Your instructions:
Report the total number of lines that include the string "Gateway", without any other text.

====== Dataset extract ======

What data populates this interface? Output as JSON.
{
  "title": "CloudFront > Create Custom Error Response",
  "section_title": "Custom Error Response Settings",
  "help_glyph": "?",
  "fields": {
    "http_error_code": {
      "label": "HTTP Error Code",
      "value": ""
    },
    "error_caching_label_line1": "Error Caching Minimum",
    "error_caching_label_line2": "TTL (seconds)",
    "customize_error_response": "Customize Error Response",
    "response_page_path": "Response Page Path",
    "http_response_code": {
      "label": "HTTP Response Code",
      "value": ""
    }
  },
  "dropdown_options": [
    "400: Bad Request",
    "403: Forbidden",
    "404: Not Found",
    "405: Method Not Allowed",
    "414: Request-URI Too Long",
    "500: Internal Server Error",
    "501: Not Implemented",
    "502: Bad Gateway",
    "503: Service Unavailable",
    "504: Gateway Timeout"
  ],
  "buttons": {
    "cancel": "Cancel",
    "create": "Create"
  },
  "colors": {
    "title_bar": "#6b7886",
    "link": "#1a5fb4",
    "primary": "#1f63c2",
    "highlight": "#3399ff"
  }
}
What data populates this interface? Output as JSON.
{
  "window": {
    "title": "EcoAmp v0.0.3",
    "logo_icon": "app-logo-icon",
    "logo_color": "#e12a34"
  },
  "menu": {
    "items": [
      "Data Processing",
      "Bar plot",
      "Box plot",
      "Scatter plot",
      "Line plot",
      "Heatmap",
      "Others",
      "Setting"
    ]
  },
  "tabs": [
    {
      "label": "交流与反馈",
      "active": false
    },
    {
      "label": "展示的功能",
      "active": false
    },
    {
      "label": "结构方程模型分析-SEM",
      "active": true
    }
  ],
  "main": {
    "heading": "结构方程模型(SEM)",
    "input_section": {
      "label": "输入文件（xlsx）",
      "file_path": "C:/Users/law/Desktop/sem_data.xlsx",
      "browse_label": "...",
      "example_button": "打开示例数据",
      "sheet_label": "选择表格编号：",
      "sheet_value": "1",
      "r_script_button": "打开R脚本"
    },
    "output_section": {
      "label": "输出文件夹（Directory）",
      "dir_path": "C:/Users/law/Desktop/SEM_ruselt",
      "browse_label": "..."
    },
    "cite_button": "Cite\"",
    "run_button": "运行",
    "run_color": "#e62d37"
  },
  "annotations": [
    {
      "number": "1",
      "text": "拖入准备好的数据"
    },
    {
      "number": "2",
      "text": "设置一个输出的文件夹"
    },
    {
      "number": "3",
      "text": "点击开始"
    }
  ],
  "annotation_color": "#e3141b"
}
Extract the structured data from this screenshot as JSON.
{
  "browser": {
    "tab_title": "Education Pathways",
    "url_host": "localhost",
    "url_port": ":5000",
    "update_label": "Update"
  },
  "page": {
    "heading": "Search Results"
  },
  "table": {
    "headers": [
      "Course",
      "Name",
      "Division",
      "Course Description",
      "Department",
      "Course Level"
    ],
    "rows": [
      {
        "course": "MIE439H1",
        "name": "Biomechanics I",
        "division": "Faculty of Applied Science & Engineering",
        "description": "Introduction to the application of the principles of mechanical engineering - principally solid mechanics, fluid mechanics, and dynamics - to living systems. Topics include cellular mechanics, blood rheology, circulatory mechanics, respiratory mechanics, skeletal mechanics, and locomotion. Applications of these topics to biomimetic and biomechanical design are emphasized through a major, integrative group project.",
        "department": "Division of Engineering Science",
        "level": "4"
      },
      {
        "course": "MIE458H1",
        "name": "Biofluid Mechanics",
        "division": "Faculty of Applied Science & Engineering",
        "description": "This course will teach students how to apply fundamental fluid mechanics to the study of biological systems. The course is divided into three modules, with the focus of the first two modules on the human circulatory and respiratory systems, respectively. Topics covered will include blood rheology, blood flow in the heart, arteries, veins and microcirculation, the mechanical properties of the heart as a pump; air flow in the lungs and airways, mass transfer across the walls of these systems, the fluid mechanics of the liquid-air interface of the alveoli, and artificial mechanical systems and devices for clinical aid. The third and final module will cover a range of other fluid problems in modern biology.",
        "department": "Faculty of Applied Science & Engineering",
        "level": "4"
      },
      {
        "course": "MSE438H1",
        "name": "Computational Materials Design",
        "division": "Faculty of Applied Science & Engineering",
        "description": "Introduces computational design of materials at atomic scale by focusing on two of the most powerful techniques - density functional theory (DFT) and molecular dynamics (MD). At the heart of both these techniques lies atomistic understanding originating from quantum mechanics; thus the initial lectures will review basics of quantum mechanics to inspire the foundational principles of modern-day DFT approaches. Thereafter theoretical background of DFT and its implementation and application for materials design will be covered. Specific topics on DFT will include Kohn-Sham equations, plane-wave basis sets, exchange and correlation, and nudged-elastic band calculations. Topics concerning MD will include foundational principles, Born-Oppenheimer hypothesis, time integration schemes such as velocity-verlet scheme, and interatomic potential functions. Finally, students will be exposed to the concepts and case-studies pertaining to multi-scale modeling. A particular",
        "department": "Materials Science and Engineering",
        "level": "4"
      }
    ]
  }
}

======
====== Dataset extract ======

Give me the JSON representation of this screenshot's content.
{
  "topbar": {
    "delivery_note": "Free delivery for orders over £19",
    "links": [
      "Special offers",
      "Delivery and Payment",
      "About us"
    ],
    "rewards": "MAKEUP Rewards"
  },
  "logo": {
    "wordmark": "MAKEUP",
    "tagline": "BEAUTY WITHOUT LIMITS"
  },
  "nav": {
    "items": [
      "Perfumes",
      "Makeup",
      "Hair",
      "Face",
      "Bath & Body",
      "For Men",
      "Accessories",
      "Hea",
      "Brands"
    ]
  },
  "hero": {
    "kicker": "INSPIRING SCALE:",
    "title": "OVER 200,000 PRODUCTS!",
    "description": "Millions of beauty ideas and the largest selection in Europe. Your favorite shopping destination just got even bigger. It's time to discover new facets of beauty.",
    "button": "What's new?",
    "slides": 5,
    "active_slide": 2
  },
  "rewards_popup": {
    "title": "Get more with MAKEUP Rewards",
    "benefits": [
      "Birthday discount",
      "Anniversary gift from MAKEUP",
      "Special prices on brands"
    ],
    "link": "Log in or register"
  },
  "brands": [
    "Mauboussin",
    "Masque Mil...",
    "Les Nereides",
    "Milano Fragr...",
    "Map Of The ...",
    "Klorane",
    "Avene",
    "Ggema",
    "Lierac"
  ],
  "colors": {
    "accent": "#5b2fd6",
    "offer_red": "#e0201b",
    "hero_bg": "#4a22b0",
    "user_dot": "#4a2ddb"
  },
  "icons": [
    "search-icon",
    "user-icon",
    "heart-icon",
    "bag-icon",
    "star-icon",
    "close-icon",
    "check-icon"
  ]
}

======

Response to the task:
2